Pull out exactly the lines from the line containing "Read all visible content and emit it as JSON." to the line containing "Transcribe this chart's", both lines included, with pictures removed from the copy.

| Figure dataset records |
******************************

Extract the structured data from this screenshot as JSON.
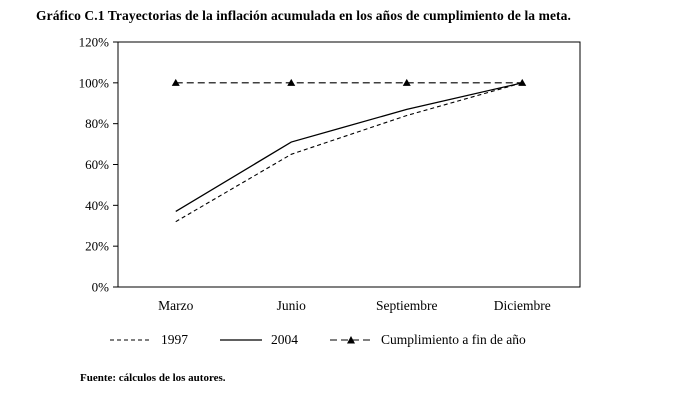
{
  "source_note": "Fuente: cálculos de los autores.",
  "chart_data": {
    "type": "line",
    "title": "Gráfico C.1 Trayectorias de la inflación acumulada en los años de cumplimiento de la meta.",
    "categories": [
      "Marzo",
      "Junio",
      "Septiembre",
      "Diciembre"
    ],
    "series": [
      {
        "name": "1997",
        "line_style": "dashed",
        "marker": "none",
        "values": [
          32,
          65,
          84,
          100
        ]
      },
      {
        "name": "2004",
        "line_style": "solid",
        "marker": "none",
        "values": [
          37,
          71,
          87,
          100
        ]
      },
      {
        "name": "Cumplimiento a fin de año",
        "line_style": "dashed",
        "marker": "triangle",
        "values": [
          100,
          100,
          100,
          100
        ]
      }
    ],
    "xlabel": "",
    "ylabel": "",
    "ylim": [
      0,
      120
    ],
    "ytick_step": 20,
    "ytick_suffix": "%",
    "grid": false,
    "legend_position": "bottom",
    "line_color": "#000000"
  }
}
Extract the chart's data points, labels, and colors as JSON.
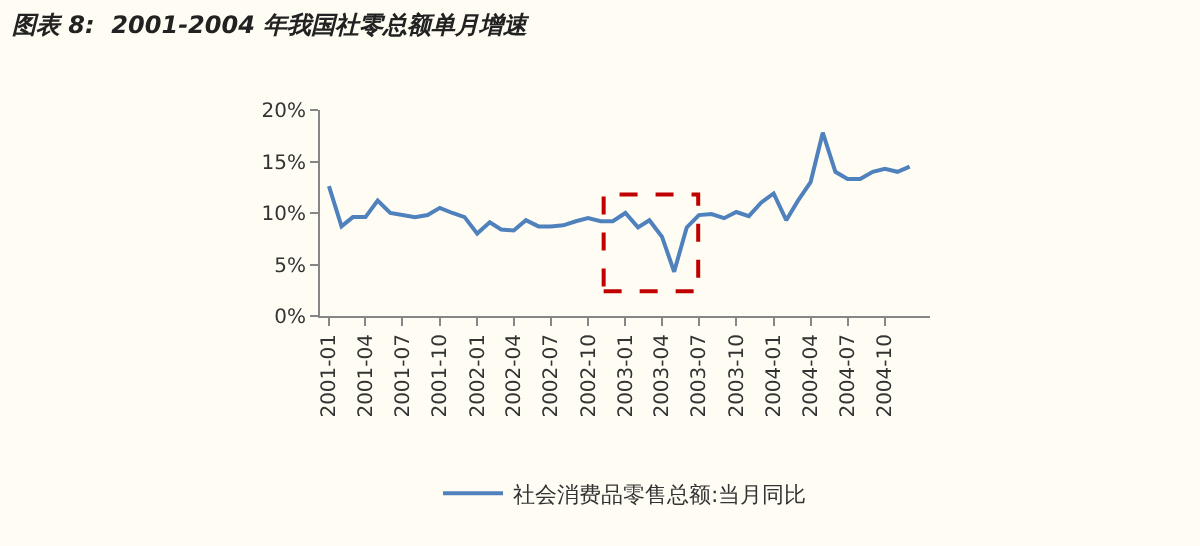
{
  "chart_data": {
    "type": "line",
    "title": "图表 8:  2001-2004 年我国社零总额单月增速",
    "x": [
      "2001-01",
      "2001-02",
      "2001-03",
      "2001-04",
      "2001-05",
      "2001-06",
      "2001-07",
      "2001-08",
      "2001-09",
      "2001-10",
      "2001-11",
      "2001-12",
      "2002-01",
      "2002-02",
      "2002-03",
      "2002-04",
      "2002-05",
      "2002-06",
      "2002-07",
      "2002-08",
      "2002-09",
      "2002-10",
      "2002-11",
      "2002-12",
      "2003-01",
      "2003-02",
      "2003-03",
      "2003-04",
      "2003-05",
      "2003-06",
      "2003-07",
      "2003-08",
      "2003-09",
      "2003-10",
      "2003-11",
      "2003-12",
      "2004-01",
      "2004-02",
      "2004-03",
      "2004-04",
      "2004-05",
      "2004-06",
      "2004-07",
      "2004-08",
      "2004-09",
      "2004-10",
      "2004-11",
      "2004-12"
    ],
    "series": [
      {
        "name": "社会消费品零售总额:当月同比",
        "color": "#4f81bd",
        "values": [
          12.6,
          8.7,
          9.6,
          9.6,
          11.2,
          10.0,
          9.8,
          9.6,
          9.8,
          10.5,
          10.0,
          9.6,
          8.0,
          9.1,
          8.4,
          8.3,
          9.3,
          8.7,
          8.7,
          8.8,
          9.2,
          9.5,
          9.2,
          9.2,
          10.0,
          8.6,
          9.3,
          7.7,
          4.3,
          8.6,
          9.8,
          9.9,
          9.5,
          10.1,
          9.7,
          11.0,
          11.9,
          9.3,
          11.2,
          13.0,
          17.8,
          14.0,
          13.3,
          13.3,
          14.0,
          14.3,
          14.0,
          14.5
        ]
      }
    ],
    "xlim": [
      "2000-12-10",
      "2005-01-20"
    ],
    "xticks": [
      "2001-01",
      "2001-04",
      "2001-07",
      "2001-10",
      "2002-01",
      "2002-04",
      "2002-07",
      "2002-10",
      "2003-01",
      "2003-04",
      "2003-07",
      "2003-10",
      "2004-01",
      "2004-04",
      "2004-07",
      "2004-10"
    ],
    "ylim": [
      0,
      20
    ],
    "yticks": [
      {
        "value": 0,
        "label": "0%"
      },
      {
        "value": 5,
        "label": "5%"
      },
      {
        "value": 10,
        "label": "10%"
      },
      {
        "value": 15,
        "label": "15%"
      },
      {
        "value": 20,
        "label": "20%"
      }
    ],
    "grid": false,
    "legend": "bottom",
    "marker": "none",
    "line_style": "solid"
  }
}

******************************

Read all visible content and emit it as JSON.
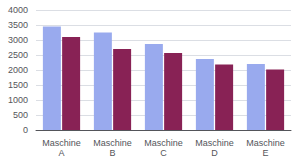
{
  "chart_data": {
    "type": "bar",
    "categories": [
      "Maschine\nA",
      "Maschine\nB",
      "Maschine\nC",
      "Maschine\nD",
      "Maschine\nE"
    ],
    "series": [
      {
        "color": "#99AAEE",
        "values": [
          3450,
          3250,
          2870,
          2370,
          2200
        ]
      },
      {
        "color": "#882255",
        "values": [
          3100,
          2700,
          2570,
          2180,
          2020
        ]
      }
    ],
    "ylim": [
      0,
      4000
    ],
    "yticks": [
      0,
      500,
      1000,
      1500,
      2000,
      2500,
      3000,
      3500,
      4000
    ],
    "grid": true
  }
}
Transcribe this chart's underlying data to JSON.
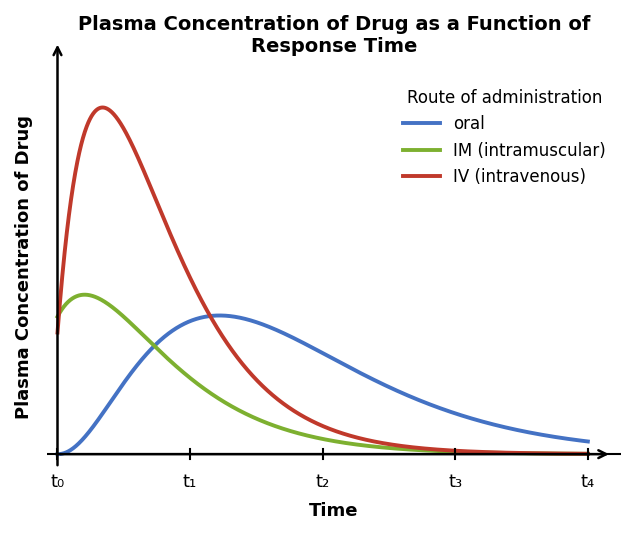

******************************

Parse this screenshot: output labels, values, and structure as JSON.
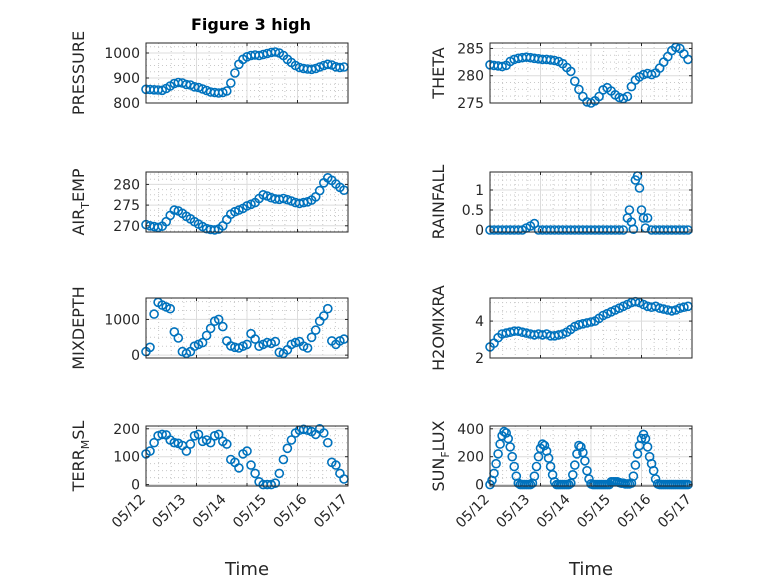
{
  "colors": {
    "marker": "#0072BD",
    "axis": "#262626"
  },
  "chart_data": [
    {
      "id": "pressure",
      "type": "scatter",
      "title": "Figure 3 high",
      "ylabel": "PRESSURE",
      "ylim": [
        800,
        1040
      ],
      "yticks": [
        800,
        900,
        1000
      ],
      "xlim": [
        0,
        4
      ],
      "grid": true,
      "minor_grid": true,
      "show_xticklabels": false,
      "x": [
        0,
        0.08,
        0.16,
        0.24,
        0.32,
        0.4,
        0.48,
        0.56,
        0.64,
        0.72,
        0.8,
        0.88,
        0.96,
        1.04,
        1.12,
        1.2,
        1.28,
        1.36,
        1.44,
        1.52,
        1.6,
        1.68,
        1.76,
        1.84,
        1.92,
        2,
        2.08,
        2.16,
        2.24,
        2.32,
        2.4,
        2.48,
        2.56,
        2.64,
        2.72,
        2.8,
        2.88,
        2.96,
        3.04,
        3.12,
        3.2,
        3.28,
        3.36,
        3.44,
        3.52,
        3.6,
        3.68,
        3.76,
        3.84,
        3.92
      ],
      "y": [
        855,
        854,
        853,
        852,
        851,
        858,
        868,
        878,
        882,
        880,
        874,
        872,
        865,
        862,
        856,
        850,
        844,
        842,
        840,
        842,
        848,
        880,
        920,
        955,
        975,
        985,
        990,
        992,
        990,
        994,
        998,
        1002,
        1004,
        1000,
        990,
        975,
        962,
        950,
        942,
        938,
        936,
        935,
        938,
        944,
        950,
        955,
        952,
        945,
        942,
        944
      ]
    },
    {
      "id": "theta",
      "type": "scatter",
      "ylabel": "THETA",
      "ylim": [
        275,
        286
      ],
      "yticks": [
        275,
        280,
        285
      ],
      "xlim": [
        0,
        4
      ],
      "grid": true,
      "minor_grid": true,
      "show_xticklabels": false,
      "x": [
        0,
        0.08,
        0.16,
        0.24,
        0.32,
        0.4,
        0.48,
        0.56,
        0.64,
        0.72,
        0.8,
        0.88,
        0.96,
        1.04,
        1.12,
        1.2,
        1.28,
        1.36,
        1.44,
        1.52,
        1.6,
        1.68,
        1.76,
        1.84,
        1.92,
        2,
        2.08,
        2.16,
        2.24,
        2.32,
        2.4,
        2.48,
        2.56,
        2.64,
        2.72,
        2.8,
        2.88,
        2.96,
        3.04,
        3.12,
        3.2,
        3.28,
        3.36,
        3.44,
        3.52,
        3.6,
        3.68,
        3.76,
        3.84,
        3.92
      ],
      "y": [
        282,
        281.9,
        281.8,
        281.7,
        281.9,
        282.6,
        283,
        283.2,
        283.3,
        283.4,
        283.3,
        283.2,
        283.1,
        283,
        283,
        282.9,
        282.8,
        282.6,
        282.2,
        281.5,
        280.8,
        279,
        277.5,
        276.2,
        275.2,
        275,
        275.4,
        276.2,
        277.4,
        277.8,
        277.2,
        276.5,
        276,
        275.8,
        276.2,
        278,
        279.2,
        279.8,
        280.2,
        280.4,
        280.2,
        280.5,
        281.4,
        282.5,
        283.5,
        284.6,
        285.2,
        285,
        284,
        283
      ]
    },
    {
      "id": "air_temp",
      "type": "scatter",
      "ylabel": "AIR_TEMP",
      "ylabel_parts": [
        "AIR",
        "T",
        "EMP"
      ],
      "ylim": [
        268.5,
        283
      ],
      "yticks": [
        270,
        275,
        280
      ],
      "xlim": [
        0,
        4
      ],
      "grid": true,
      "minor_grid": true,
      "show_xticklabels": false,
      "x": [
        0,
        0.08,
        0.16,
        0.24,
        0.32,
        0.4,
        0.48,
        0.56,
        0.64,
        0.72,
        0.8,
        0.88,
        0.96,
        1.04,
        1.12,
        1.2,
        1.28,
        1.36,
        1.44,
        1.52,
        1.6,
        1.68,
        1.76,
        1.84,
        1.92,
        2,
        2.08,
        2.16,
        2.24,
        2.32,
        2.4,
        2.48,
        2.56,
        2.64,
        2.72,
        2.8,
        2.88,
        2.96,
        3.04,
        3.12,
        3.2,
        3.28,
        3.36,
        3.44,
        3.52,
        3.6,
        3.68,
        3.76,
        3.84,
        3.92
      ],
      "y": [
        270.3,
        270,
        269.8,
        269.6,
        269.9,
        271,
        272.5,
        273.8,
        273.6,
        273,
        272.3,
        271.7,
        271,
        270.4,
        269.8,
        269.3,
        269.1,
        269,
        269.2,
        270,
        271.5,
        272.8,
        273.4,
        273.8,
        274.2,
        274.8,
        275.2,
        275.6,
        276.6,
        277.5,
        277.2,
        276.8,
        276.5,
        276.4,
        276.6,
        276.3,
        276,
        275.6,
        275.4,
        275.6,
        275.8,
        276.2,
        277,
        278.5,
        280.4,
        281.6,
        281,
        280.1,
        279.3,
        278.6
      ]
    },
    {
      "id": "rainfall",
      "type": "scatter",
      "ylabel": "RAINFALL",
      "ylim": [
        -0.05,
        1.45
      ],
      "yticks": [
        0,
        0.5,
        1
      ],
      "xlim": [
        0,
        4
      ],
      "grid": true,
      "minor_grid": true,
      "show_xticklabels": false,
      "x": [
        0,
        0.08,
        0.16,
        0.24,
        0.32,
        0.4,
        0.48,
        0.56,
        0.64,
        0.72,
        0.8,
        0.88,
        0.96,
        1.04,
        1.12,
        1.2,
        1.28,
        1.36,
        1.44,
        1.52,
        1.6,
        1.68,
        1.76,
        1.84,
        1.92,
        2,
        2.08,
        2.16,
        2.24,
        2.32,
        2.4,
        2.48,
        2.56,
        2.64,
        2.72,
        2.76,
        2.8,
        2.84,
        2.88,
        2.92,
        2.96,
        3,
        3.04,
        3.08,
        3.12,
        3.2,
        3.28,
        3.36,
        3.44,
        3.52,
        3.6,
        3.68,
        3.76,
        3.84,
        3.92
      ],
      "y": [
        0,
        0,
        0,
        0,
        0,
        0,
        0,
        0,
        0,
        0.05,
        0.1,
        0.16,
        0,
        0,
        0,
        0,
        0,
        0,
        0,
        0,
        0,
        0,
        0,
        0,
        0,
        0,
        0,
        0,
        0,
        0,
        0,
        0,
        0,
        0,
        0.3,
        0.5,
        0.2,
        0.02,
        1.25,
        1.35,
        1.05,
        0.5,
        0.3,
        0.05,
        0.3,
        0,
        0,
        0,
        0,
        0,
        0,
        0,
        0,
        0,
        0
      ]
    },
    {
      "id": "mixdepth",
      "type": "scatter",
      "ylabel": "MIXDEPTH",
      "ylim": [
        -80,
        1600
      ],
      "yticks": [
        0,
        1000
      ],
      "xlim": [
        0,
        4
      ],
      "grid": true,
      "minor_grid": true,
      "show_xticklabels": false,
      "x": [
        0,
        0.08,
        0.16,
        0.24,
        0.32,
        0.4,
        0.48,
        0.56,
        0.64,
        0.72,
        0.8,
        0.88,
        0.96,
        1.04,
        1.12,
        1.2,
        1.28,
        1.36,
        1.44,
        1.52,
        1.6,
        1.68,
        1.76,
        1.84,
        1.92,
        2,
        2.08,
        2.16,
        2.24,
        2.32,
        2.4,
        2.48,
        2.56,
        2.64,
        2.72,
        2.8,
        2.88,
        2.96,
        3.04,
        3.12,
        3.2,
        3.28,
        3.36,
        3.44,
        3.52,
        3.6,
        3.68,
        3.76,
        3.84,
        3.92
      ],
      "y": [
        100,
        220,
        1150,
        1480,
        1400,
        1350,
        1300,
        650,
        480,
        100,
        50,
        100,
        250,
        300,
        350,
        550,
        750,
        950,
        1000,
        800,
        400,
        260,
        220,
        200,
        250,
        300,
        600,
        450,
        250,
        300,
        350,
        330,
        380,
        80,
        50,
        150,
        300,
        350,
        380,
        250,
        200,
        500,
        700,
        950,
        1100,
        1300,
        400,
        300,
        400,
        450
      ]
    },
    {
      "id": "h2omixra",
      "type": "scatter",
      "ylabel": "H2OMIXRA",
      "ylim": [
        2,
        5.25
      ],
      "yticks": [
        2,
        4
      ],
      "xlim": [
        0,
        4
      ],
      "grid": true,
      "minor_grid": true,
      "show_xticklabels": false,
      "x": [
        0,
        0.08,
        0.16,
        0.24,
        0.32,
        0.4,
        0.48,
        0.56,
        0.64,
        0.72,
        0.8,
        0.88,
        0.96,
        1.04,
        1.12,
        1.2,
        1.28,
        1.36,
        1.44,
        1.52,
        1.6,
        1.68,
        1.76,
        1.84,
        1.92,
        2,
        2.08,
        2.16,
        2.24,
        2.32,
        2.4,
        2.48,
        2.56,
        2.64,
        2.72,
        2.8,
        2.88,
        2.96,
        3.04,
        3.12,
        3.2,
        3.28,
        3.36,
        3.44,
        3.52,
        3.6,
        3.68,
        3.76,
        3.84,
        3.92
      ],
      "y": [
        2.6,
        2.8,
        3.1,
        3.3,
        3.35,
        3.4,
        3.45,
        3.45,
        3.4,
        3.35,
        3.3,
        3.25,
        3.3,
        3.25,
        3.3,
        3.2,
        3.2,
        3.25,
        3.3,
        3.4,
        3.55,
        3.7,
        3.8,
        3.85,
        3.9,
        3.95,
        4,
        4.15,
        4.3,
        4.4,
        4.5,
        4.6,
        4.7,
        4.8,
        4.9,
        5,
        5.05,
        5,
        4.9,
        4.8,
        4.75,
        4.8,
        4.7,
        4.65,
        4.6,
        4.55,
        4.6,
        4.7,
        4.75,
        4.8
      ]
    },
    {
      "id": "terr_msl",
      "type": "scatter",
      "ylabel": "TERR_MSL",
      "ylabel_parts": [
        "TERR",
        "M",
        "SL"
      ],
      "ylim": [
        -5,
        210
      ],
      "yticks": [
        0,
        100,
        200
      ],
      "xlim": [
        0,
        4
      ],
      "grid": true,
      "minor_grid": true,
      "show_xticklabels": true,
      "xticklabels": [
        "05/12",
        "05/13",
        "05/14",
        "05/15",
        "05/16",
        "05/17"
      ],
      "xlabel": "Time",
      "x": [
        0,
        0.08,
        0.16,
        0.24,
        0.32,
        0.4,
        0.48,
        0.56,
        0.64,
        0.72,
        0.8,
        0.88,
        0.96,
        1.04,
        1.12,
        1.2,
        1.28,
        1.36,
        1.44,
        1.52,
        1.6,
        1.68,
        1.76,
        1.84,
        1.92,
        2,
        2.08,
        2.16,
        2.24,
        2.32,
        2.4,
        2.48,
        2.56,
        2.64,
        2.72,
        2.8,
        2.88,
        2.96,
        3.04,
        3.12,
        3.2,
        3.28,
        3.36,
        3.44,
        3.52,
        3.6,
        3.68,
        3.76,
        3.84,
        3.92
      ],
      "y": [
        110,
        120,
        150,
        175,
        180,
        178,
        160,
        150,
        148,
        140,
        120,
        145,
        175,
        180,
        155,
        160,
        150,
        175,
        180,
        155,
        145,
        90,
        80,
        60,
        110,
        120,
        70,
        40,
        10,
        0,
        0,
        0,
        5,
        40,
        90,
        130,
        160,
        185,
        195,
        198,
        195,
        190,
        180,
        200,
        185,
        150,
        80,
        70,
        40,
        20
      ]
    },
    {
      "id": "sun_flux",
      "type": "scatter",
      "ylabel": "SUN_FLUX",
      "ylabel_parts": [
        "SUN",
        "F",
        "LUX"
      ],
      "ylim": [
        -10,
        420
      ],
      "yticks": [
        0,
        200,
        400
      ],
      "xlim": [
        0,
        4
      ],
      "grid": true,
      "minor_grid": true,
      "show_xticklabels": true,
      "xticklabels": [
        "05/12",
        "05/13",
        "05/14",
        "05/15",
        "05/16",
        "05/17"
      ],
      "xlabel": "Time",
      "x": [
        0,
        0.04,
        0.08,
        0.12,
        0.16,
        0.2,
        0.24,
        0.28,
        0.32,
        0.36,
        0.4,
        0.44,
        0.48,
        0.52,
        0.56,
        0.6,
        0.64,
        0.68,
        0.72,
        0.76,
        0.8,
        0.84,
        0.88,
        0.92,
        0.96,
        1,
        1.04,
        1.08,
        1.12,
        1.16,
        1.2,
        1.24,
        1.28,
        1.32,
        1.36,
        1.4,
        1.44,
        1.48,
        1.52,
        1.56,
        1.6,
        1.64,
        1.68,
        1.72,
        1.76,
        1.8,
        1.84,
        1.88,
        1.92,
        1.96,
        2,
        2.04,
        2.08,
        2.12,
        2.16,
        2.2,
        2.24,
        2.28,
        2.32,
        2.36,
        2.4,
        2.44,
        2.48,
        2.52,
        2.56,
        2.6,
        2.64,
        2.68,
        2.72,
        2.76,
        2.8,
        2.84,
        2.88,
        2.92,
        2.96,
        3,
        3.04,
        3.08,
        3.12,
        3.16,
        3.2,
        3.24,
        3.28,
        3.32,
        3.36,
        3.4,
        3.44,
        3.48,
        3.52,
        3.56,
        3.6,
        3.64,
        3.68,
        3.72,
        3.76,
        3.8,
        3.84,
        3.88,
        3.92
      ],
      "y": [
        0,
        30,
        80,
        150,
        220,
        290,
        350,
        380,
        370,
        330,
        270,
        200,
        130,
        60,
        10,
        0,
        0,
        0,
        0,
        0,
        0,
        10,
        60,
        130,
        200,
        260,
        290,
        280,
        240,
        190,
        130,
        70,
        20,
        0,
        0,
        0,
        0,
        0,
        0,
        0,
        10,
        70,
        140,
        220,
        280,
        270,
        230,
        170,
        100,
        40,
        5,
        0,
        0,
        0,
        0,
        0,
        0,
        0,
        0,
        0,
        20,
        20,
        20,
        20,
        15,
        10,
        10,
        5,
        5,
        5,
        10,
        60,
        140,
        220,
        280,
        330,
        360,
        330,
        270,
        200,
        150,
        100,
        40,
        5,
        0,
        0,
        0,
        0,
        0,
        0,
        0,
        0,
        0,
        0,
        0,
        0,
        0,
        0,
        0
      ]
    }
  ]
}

******************************

| Task solution |
Read all visible content and emit it as JSON.
{
  "chart_data": {
    "type": "bar",
    "categories": [
      "Maschine\nA",
      "Maschine\nB",
      "Maschine\nC",
      "Maschine\nD",
      "Maschine\nE"
    ],
    "series": [
      {
        "color": "#99AAEE",
        "values": [
          3450,
          3250,
          2870,
          2370,
          2200
        ]
      },
      {
        "color": "#882255",
        "values": [
          3100,
          2700,
          2570,
          2180,
          2020
        ]
      }
    ],
    "ylim": [
      0,
      4000
    ],
    "yticks": [
      0,
      500,
      1000,
      1500,
      2000,
      2500,
      3000,
      3500,
      4000
    ],
    "grid": true
  }
}
Transcribe this chart's underlying data to JSON.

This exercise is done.